===== MATERIAL FOR THIS EXERCISE =====
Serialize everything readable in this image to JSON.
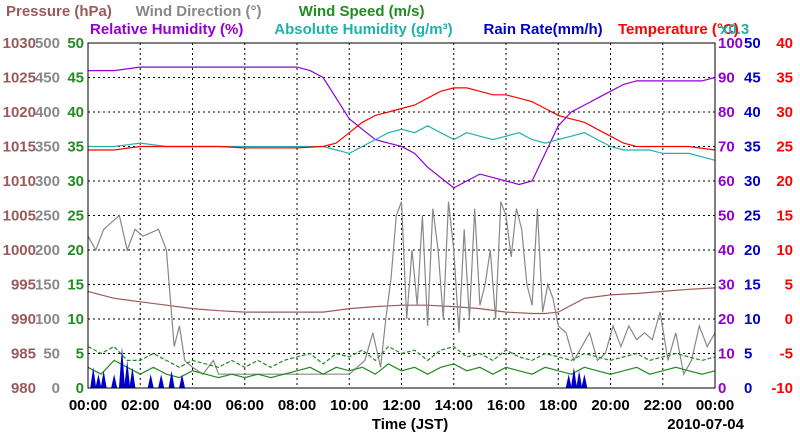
{
  "chart_data": {
    "type": "line",
    "legend": {
      "row1": [
        {
          "text": "Pressure (hPa)",
          "color": "#9b5a5a"
        },
        {
          "text": "Wind Direction (°)",
          "color": "#888888"
        },
        {
          "text": "Wind Speed (m/s)",
          "color": "#228b22"
        }
      ],
      "row2": [
        {
          "text": "Relative Humidity (%)",
          "color": "#9400d3"
        },
        {
          "text": "Absolute Humidity (g/m³)",
          "color": "#20b2aa"
        },
        {
          "text": "Rain Rate(mm/h)",
          "color": "#0000cd"
        },
        {
          "text": "Temperature (°C)",
          "color": "#ff0000"
        }
      ]
    },
    "rain_multiplier_label": "x0.3",
    "xlabel": "Time (JST)",
    "date_label": "2010-07-04",
    "x_ticks": [
      "00:00",
      "02:00",
      "04:00",
      "06:00",
      "08:00",
      "10:00",
      "12:00",
      "14:00",
      "16:00",
      "18:00",
      "20:00",
      "22:00",
      "00:00"
    ],
    "xlim_hours": [
      0,
      24
    ],
    "axes": {
      "pressure": {
        "color": "#9b5a5a",
        "range": [
          980,
          1030
        ],
        "ticks": [
          "1030",
          "1025",
          "1020",
          "1015",
          "1010",
          "1005",
          "1000",
          "995",
          "990",
          "985",
          "980"
        ]
      },
      "wind_dir": {
        "color": "#888888",
        "range": [
          0,
          500
        ],
        "ticks": [
          "500",
          "450",
          "400",
          "350",
          "300",
          "250",
          "200",
          "150",
          "100",
          "50",
          "0"
        ]
      },
      "wind_speed": {
        "color": "#228b22",
        "range": [
          0,
          50
        ],
        "ticks": [
          "50",
          "45",
          "40",
          "35",
          "30",
          "25",
          "20",
          "15",
          "10",
          "5",
          "0"
        ]
      },
      "humidity": {
        "color": "#9400d3",
        "range": [
          0,
          100
        ],
        "ticks": [
          "100",
          "90",
          "80",
          "70",
          "60",
          "50",
          "40",
          "30",
          "20",
          "10",
          "0"
        ]
      },
      "abs_humidity": {
        "color": "#0000cd",
        "range": [
          0,
          50
        ],
        "ticks": [
          "50",
          "45",
          "40",
          "35",
          "30",
          "25",
          "20",
          "15",
          "10",
          "5",
          "0"
        ]
      },
      "temperature": {
        "color": "#ff0000",
        "range": [
          -10,
          40
        ],
        "ticks": [
          "40",
          "35",
          "30",
          "25",
          "20",
          "15",
          "10",
          "5",
          "0",
          "-5",
          "-10"
        ]
      }
    },
    "series": [
      {
        "name": "Pressure (hPa)",
        "axis": "pressure",
        "color": "#9b5a5a",
        "x": [
          0,
          1,
          2,
          3,
          4,
          5,
          6,
          7,
          8,
          9,
          10,
          11,
          12,
          13,
          14,
          15,
          16,
          17,
          17.5,
          18,
          19,
          20,
          21,
          22,
          23,
          24
        ],
        "y": [
          994,
          993,
          992.5,
          992,
          991.5,
          991.2,
          991,
          991,
          991,
          991,
          991.5,
          991.8,
          992,
          992,
          991.8,
          991.5,
          991,
          990.8,
          990.8,
          991,
          993,
          993.5,
          993.7,
          994,
          994.3,
          994.5
        ]
      },
      {
        "name": "Wind Direction (°)",
        "axis": "wind_dir",
        "color": "#888888",
        "x": [
          0,
          0.3,
          0.6,
          0.9,
          1.2,
          1.5,
          1.8,
          2.1,
          2.4,
          2.7,
          3.0,
          3.3,
          3.5,
          3.7,
          4.0,
          4.4,
          4.8,
          5.0,
          6.0,
          7.0,
          8.0,
          8.5,
          9.0,
          9.5,
          10.0,
          10.3,
          10.6,
          10.9,
          11.2,
          11.4,
          11.6,
          11.8,
          12.0,
          12.2,
          12.4,
          12.6,
          12.8,
          13.0,
          13.2,
          13.4,
          13.6,
          13.8,
          14.0,
          14.2,
          14.4,
          14.6,
          14.8,
          15.0,
          15.2,
          15.4,
          15.6,
          15.8,
          16.0,
          16.2,
          16.4,
          16.6,
          16.8,
          17.0,
          17.2,
          17.4,
          17.6,
          17.8,
          18.0,
          18.3,
          18.6,
          18.9,
          19.2,
          19.5,
          19.8,
          20.1,
          20.4,
          20.7,
          21.0,
          21.3,
          21.6,
          21.9,
          22.2,
          22.5,
          22.8,
          23.1,
          23.4,
          23.7,
          24.0
        ],
        "y": [
          220,
          200,
          230,
          240,
          250,
          200,
          230,
          220,
          225,
          230,
          200,
          60,
          90,
          40,
          30,
          20,
          40,
          20,
          20,
          20,
          20,
          20,
          20,
          20,
          20,
          30,
          40,
          80,
          30,
          100,
          160,
          250,
          270,
          100,
          200,
          120,
          250,
          90,
          260,
          200,
          100,
          270,
          200,
          80,
          230,
          100,
          260,
          120,
          150,
          200,
          100,
          270,
          250,
          190,
          260,
          230,
          150,
          120,
          260,
          110,
          150,
          130,
          90,
          80,
          40,
          60,
          80,
          40,
          50,
          90,
          60,
          90,
          70,
          80,
          70,
          110,
          40,
          80,
          20,
          40,
          90,
          60,
          80
        ]
      },
      {
        "name": "Wind Speed (m/s)",
        "axis": "wind_speed",
        "color": "#228b22",
        "x": [
          0,
          0.5,
          1,
          1.5,
          2,
          2.5,
          3,
          3.5,
          4,
          4.5,
          5,
          5.5,
          6,
          6.5,
          7,
          7.5,
          8,
          8.5,
          9,
          9.5,
          10,
          10.5,
          11,
          11.5,
          12,
          12.5,
          13,
          13.5,
          14,
          14.5,
          15,
          15.5,
          16,
          16.5,
          17,
          17.5,
          18,
          18.5,
          19,
          19.5,
          20,
          20.5,
          21,
          21.5,
          22,
          22.5,
          23,
          23.5,
          24
        ],
        "y": [
          3,
          2,
          4,
          3,
          2,
          3,
          2,
          1.5,
          2.5,
          2,
          1.5,
          2,
          1.5,
          2,
          1.5,
          2,
          2.5,
          3,
          2,
          3,
          2.5,
          3,
          2,
          3.5,
          2.5,
          3,
          2,
          3,
          3.5,
          2.5,
          3,
          2,
          3,
          2.5,
          2,
          3,
          2.5,
          2,
          3,
          2.5,
          2,
          2.5,
          3,
          2,
          2.5,
          3,
          2.5,
          2,
          2.5
        ]
      },
      {
        "name": "Wind Speed max",
        "axis": "wind_speed",
        "color": "#228b22",
        "dashed": true,
        "x": [
          0,
          0.5,
          1,
          1.5,
          2,
          2.5,
          3,
          3.5,
          4,
          4.5,
          5,
          5.5,
          6,
          6.5,
          7,
          7.5,
          8,
          8.5,
          9,
          9.5,
          10,
          10.5,
          11,
          11.5,
          12,
          12.5,
          13,
          13.5,
          14,
          14.5,
          15,
          15.5,
          16,
          16.5,
          17,
          17.5,
          18,
          18.5,
          19,
          19.5,
          20,
          20.5,
          21,
          21.5,
          22,
          22.5,
          23,
          23.5,
          24
        ],
        "y": [
          6,
          5,
          6,
          4,
          4,
          5,
          4,
          3,
          4,
          3.5,
          3,
          4,
          3,
          4,
          3,
          4,
          4.5,
          5,
          3.5,
          5,
          4.5,
          5.5,
          4,
          6,
          5,
          5.5,
          4,
          5.5,
          6,
          4.5,
          5,
          4,
          5.5,
          4.5,
          4,
          5,
          4.5,
          4,
          5,
          4.5,
          4,
          4.5,
          5,
          4,
          4.5,
          5,
          4.5,
          4,
          4.5
        ]
      },
      {
        "name": "Relative Humidity (%)",
        "axis": "humidity",
        "color": "#9400d3",
        "x": [
          0,
          1,
          2,
          3,
          4,
          5,
          6,
          7,
          8,
          8.5,
          9,
          9.5,
          10,
          10.5,
          11,
          11.5,
          12,
          12.5,
          13,
          13.5,
          14,
          14.5,
          15,
          15.5,
          16,
          16.5,
          17,
          17.5,
          18,
          18.5,
          19,
          19.5,
          20,
          20.5,
          21,
          21.5,
          22,
          22.5,
          23,
          23.5,
          24
        ],
        "y": [
          92,
          92,
          93,
          93,
          93,
          93,
          93,
          93,
          93,
          92,
          90,
          84,
          78,
          75,
          72,
          71,
          70,
          68,
          64,
          61,
          58,
          60,
          62,
          61,
          60,
          59,
          60,
          68,
          76,
          80,
          82,
          84,
          86,
          88,
          89,
          89,
          89,
          89,
          89,
          89,
          90
        ]
      },
      {
        "name": "Absolute Humidity (g/m³)",
        "axis": "abs_humidity",
        "color": "#20b2aa",
        "x": [
          0,
          1,
          2,
          3,
          4,
          5,
          6,
          7,
          8,
          9,
          10,
          10.5,
          11,
          11.5,
          12,
          12.5,
          13,
          13.5,
          14,
          14.5,
          15,
          15.5,
          16,
          16.5,
          17,
          17.5,
          18,
          18.5,
          19,
          19.5,
          20,
          20.5,
          21,
          21.5,
          22,
          22.5,
          23,
          23.5,
          24
        ],
        "y": [
          35,
          35,
          35.5,
          35,
          35,
          35,
          35,
          35,
          35,
          35,
          34,
          35,
          36,
          37,
          37.5,
          37,
          38,
          37,
          36,
          37,
          36.5,
          36,
          36.5,
          37,
          36,
          35.5,
          36,
          36.5,
          37,
          36,
          35,
          34.5,
          34.5,
          34.5,
          34,
          34,
          34,
          33.5,
          33
        ]
      },
      {
        "name": "Temperature (°C)",
        "axis": "temperature",
        "color": "#ff0000",
        "x": [
          0,
          1,
          2,
          3,
          4,
          5,
          6,
          7,
          8,
          9,
          9.5,
          10,
          10.5,
          11,
          11.5,
          12,
          12.5,
          13,
          13.5,
          14,
          14.5,
          15,
          15.5,
          16,
          16.5,
          17,
          17.5,
          18,
          18.5,
          19,
          19.5,
          20,
          20.5,
          21,
          22,
          23,
          24
        ],
        "y": [
          24.5,
          24.5,
          25,
          25,
          25,
          25,
          24.8,
          24.8,
          24.8,
          25,
          25.5,
          27,
          28.5,
          29.5,
          30,
          30.5,
          31,
          32,
          33,
          33.5,
          33.5,
          33,
          32.5,
          32.5,
          32,
          31.5,
          30.5,
          29.5,
          29,
          28.5,
          27.5,
          26.5,
          25.5,
          25,
          25,
          25,
          24.5
        ]
      },
      {
        "name": "Rain Rate(mm/h)",
        "axis": "abs_humidity",
        "color": "#0000cd",
        "type": "spikes",
        "x": [
          0.2,
          0.4,
          0.6,
          1.0,
          1.3,
          1.5,
          1.7,
          2.4,
          2.8,
          3.2,
          3.6,
          18.4,
          18.6,
          18.8,
          19.0
        ],
        "y": [
          3,
          2,
          2.5,
          2,
          6,
          4,
          3,
          2,
          2,
          2.5,
          2,
          2,
          3,
          2.5,
          2
        ]
      }
    ]
  }
}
=====
▶ _EXERCISE REQUIREMENTS_
Extract from the material all lines containing the string "text".

▶ _FINISHED EXERCISE_
          "text": "Pressure (hPa)",
          "text": "Wind Direction (°)",
          "text": "Wind Speed (m/s)",
          "text": "Relative Humidity (%)",
          "text": "Absolute Humidity (g/m³)",
          "text": "Rain Rate(mm/h)",
          "text": "Temperature (°C)",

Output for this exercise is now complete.